[START OF STORED ROWS]

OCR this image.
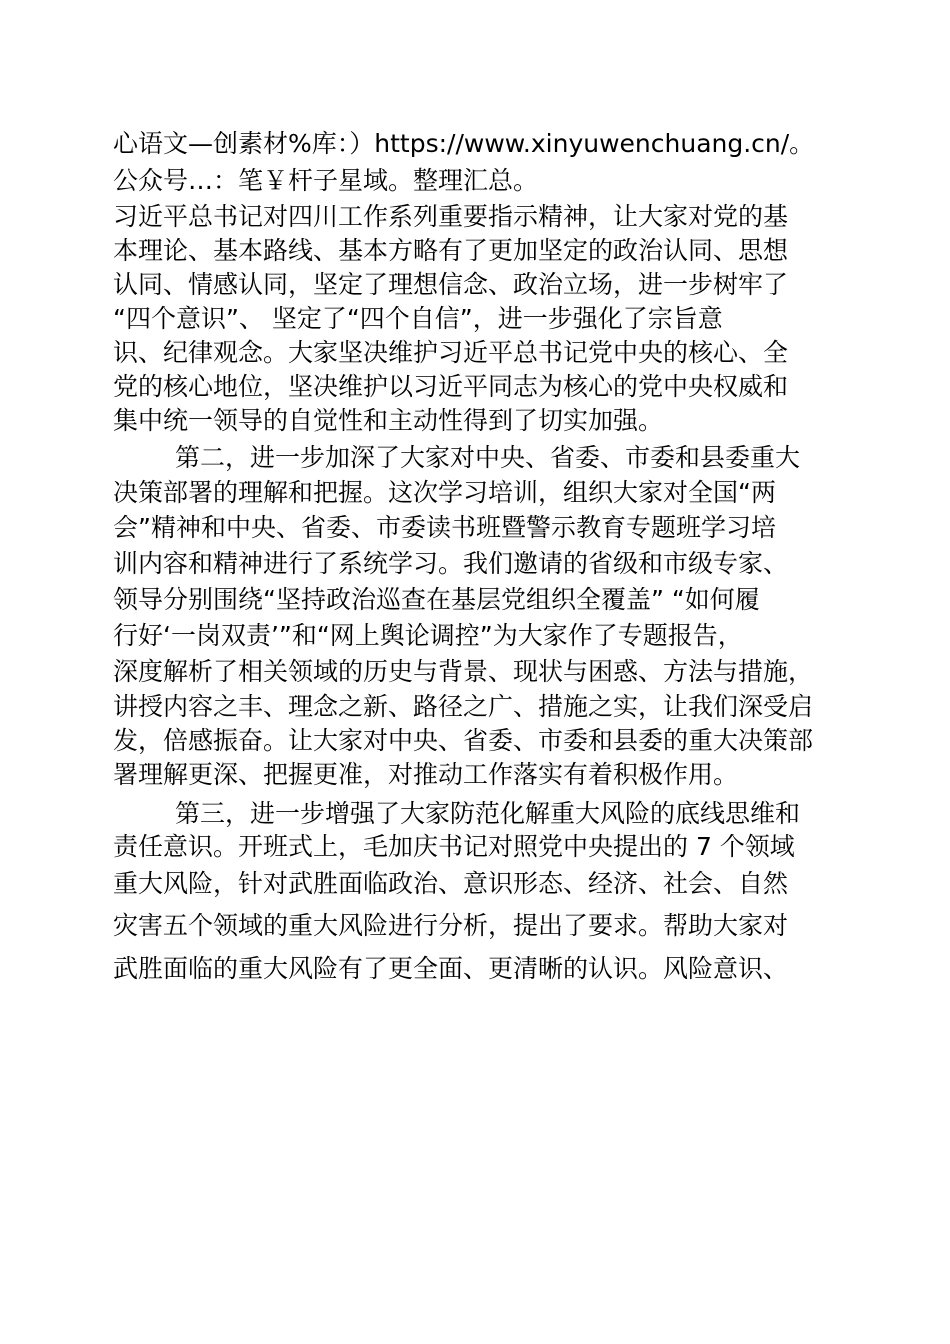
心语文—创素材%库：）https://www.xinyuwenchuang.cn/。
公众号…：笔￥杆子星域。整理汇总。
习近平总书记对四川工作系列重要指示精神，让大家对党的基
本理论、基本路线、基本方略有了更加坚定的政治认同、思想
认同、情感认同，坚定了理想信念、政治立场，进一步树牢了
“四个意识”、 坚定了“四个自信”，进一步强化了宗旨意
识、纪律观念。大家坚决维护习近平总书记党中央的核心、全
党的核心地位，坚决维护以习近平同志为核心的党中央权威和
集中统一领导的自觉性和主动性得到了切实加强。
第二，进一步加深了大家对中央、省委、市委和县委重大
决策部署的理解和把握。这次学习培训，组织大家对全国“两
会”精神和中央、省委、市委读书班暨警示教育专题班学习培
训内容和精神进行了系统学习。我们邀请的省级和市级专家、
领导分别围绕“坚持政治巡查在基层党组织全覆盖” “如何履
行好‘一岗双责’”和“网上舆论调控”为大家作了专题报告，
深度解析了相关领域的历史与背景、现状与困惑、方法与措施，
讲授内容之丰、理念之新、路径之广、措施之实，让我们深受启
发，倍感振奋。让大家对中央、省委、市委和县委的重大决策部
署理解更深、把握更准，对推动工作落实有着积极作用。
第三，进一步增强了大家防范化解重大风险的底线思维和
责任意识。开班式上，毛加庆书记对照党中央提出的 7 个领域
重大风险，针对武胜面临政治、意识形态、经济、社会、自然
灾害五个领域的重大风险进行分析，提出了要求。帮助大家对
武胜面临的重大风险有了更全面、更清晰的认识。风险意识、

[END OF STORED ROWS]
[START OF STORED ROWS]

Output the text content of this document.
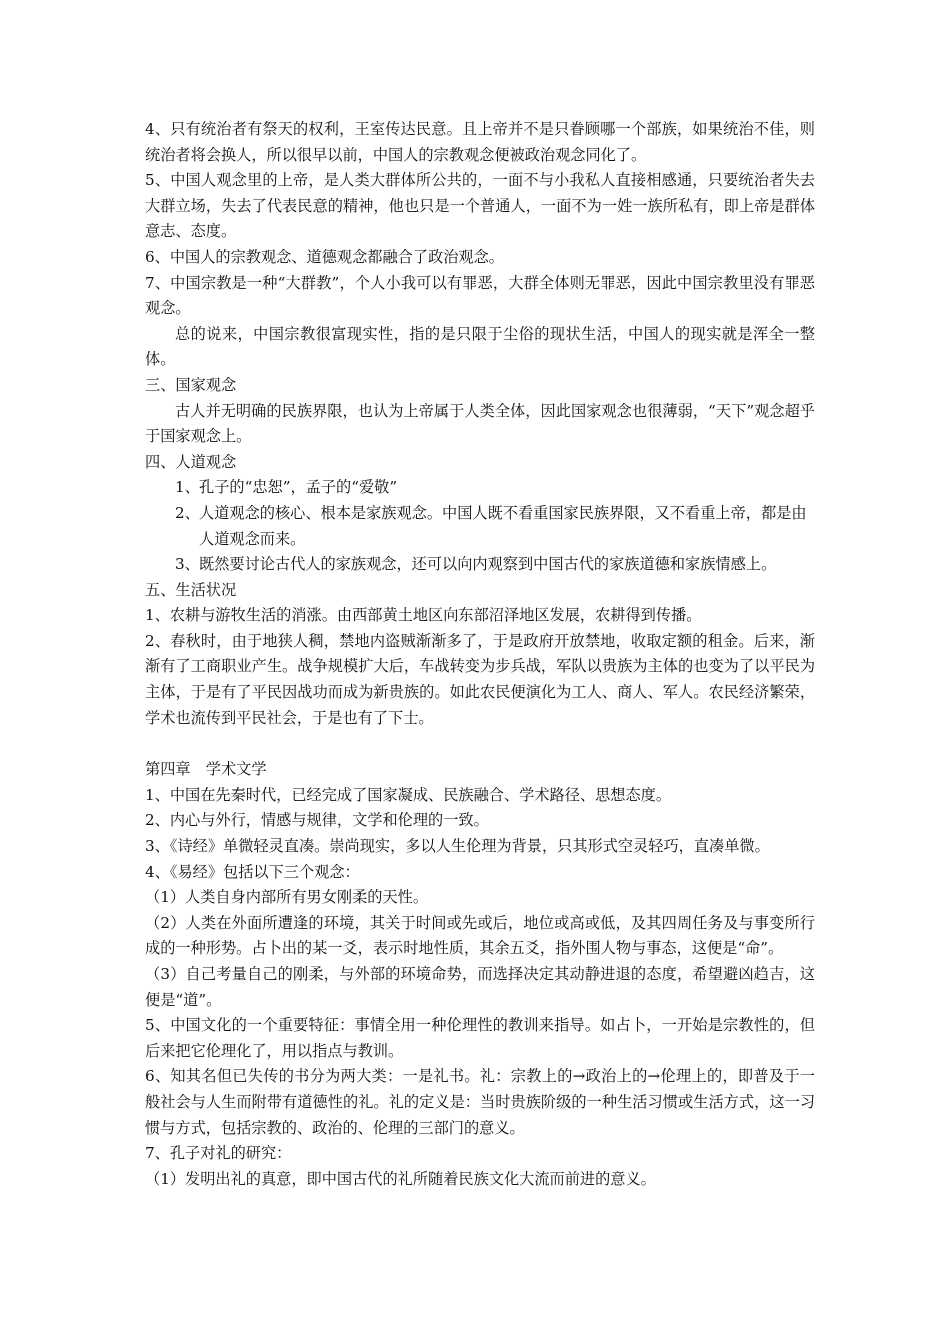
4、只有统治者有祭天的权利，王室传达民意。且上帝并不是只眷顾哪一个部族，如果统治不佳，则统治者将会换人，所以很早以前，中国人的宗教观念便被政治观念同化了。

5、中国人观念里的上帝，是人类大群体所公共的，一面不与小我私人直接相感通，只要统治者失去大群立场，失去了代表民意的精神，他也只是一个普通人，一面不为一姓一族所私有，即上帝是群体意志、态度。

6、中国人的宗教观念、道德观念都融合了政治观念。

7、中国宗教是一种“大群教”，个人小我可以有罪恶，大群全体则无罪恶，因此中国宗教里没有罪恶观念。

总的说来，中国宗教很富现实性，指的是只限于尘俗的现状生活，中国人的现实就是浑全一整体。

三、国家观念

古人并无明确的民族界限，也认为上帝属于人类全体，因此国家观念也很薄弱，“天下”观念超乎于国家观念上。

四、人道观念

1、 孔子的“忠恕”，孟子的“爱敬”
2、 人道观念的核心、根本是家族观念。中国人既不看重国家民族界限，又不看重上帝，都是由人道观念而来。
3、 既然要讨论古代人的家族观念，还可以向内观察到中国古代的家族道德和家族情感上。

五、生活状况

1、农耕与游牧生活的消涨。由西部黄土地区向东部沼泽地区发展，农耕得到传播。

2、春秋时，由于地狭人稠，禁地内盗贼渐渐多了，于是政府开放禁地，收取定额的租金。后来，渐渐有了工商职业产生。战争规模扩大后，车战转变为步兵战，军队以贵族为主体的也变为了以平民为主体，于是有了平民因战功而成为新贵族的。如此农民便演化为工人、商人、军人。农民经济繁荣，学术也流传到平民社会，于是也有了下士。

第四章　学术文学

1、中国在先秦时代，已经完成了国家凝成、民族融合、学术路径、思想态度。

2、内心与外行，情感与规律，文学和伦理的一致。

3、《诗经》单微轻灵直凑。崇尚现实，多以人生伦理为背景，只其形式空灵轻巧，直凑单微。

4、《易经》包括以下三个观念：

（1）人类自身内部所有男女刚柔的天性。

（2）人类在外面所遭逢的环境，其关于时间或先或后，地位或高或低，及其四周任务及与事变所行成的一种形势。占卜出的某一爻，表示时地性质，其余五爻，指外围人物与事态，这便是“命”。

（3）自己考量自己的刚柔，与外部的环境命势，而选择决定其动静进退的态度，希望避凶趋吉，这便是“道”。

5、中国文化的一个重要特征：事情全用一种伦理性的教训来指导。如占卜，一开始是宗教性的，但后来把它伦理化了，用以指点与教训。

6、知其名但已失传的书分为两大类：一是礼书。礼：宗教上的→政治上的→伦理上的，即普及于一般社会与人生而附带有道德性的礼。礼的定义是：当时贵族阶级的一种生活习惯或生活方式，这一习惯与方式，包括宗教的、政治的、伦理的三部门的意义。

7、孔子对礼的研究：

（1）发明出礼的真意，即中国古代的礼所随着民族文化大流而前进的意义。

[END OF STORED ROWS]

• **TO DO**: Identify each line in the records above that contains the word "this", and copy it out in full.

• **THE RESULT**:
OCR this image.
Output the text content of this document.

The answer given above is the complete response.